## GIVEN TASK
Please output the lines shown below exactly as they appear.

## SUPPLIED DATA
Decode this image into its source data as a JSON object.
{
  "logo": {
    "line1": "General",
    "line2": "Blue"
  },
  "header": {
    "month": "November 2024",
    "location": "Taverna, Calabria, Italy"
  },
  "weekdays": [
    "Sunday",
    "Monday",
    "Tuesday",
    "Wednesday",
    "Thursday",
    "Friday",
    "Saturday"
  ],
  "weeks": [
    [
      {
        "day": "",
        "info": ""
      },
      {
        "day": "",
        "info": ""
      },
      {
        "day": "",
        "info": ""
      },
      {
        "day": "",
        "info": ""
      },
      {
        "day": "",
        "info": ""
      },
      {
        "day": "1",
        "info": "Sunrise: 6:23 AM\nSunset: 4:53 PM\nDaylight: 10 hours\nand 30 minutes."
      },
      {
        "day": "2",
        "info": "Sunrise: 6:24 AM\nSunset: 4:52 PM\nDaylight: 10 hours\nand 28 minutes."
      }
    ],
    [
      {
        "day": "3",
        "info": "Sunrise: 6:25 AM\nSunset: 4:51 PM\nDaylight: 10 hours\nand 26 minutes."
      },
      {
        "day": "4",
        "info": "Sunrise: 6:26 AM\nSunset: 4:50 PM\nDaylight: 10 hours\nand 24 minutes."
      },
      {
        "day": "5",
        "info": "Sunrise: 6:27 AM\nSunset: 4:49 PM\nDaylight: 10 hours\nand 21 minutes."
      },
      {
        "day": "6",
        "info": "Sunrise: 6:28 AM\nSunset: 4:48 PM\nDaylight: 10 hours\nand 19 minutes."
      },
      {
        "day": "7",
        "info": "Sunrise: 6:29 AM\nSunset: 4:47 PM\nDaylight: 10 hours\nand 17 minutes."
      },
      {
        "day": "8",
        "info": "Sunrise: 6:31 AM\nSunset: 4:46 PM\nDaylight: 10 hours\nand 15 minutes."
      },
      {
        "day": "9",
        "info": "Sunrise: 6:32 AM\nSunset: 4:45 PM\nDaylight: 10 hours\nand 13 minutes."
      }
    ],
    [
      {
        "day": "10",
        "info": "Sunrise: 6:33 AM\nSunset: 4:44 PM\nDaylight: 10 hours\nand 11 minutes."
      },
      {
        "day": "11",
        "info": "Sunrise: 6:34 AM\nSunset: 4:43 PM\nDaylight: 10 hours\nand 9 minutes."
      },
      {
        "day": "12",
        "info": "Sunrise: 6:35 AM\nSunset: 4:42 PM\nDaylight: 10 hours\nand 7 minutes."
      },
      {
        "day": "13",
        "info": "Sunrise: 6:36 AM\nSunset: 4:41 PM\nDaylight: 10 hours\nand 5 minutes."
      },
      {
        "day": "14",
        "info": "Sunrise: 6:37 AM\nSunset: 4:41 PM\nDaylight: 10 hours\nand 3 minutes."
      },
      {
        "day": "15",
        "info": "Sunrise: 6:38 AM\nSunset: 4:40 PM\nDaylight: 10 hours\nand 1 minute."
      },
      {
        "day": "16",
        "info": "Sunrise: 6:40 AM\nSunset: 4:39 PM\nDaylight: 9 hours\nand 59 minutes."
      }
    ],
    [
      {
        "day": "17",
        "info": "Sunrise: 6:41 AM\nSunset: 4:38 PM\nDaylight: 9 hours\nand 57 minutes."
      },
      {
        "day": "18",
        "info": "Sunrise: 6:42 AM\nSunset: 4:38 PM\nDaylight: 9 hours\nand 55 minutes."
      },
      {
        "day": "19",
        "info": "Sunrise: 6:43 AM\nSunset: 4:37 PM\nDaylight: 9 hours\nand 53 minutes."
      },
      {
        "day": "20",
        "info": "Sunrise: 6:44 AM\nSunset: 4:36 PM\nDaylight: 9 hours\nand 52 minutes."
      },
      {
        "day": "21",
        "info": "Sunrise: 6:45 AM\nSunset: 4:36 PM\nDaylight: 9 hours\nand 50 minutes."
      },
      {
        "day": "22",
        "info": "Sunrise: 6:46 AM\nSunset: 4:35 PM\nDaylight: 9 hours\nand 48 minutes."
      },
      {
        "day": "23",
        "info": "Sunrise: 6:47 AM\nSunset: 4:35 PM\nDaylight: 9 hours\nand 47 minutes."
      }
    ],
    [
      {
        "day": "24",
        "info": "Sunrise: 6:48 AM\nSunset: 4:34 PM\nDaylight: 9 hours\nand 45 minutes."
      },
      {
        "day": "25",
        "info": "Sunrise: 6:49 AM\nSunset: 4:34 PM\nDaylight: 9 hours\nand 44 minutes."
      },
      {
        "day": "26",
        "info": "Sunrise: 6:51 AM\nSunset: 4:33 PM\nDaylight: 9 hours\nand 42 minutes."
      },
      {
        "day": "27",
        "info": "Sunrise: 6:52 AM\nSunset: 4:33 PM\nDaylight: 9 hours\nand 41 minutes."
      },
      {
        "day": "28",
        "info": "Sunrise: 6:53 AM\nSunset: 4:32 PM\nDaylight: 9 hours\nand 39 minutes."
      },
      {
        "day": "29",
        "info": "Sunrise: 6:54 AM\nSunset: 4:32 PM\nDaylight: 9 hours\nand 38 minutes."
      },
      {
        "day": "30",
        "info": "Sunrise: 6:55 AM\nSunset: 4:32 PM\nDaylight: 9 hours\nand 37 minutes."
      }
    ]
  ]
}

## COMPLETE RESPONSE
Decode this image into its source data as a JSON object.
{
  "logo": {
    "line1": "General",
    "line2": "Blue"
  },
  "header": {
    "month": "November 2024",
    "location": "Taverna, Calabria, Italy"
  },
  "weekdays": [
    "Sunday",
    "Monday",
    "Tuesday",
    "Wednesday",
    "Thursday",
    "Friday",
    "Saturday"
  ],
  "weeks": [
    [
      {
        "day": "",
        "info": ""
      },
      {
        "day": "",
        "info": ""
      },
      {
        "day": "",
        "info": ""
      },
      {
        "day": "",
        "info": ""
      },
      {
        "day": "",
        "info": ""
      },
      {
        "day": "1",
        "info": "Sunrise: 6:23 AM\nSunset: 4:53 PM\nDaylight: 10 hours\nand 30 minutes."
      },
      {
        "day": "2",
        "info": "Sunrise: 6:24 AM\nSunset: 4:52 PM\nDaylight: 10 hours\nand 28 minutes."
      }
    ],
    [
      {
        "day": "3",
        "info": "Sunrise: 6:25 AM\nSunset: 4:51 PM\nDaylight: 10 hours\nand 26 minutes."
      },
      {
        "day": "4",
        "info": "Sunrise: 6:26 AM\nSunset: 4:50 PM\nDaylight: 10 hours\nand 24 minutes."
      },
      {
        "day": "5",
        "info": "Sunrise: 6:27 AM\nSunset: 4:49 PM\nDaylight: 10 hours\nand 21 minutes."
      },
      {
        "day": "6",
        "info": "Sunrise: 6:28 AM\nSunset: 4:48 PM\nDaylight: 10 hours\nand 19 minutes."
      },
      {
        "day": "7",
        "info": "Sunrise: 6:29 AM\nSunset: 4:47 PM\nDaylight: 10 hours\nand 17 minutes."
      },
      {
        "day": "8",
        "info": "Sunrise: 6:31 AM\nSunset: 4:46 PM\nDaylight: 10 hours\nand 15 minutes."
      },
      {
        "day": "9",
        "info": "Sunrise: 6:32 AM\nSunset: 4:45 PM\nDaylight: 10 hours\nand 13 minutes."
      }
    ],
    [
      {
        "day": "10",
        "info": "Sunrise: 6:33 AM\nSunset: 4:44 PM\nDaylight: 10 hours\nand 11 minutes."
      },
      {
        "day": "11",
        "info": "Sunrise: 6:34 AM\nSunset: 4:43 PM\nDaylight: 10 hours\nand 9 minutes."
      },
      {
        "day": "12",
        "info": "Sunrise: 6:35 AM\nSunset: 4:42 PM\nDaylight: 10 hours\nand 7 minutes."
      },
      {
        "day": "13",
        "info": "Sunrise: 6:36 AM\nSunset: 4:41 PM\nDaylight: 10 hours\nand 5 minutes."
      },
      {
        "day": "14",
        "info": "Sunrise: 6:37 AM\nSunset: 4:41 PM\nDaylight: 10 hours\nand 3 minutes."
      },
      {
        "day": "15",
        "info": "Sunrise: 6:38 AM\nSunset: 4:40 PM\nDaylight: 10 hours\nand 1 minute."
      },
      {
        "day": "16",
        "info": "Sunrise: 6:40 AM\nSunset: 4:39 PM\nDaylight: 9 hours\nand 59 minutes."
      }
    ],
    [
      {
        "day": "17",
        "info": "Sunrise: 6:41 AM\nSunset: 4:38 PM\nDaylight: 9 hours\nand 57 minutes."
      },
      {
        "day": "18",
        "info": "Sunrise: 6:42 AM\nSunset: 4:38 PM\nDaylight: 9 hours\nand 55 minutes."
      },
      {
        "day": "19",
        "info": "Sunrise: 6:43 AM\nSunset: 4:37 PM\nDaylight: 9 hours\nand 53 minutes."
      },
      {
        "day": "20",
        "info": "Sunrise: 6:44 AM\nSunset: 4:36 PM\nDaylight: 9 hours\nand 52 minutes."
      },
      {
        "day": "21",
        "info": "Sunrise: 6:45 AM\nSunset: 4:36 PM\nDaylight: 9 hours\nand 50 minutes."
      },
      {
        "day": "22",
        "info": "Sunrise: 6:46 AM\nSunset: 4:35 PM\nDaylight: 9 hours\nand 48 minutes."
      },
      {
        "day": "23",
        "info": "Sunrise: 6:47 AM\nSunset: 4:35 PM\nDaylight: 9 hours\nand 47 minutes."
      }
    ],
    [
      {
        "day": "24",
        "info": "Sunrise: 6:48 AM\nSunset: 4:34 PM\nDaylight: 9 hours\nand 45 minutes."
      },
      {
        "day": "25",
        "info": "Sunrise: 6:49 AM\nSunset: 4:34 PM\nDaylight: 9 hours\nand 44 minutes."
      },
      {
        "day": "26",
        "info": "Sunrise: 6:51 AM\nSunset: 4:33 PM\nDaylight: 9 hours\nand 42 minutes."
      },
      {
        "day": "27",
        "info": "Sunrise: 6:52 AM\nSunset: 4:33 PM\nDaylight: 9 hours\nand 41 minutes."
      },
      {
        "day": "28",
        "info": "Sunrise: 6:53 AM\nSunset: 4:32 PM\nDaylight: 9 hours\nand 39 minutes."
      },
      {
        "day": "29",
        "info": "Sunrise: 6:54 AM\nSunset: 4:32 PM\nDaylight: 9 hours\nand 38 minutes."
      },
      {
        "day": "30",
        "info": "Sunrise: 6:55 AM\nSunset: 4:32 PM\nDaylight: 9 hours\nand 37 minutes."
      }
    ]
  ]
}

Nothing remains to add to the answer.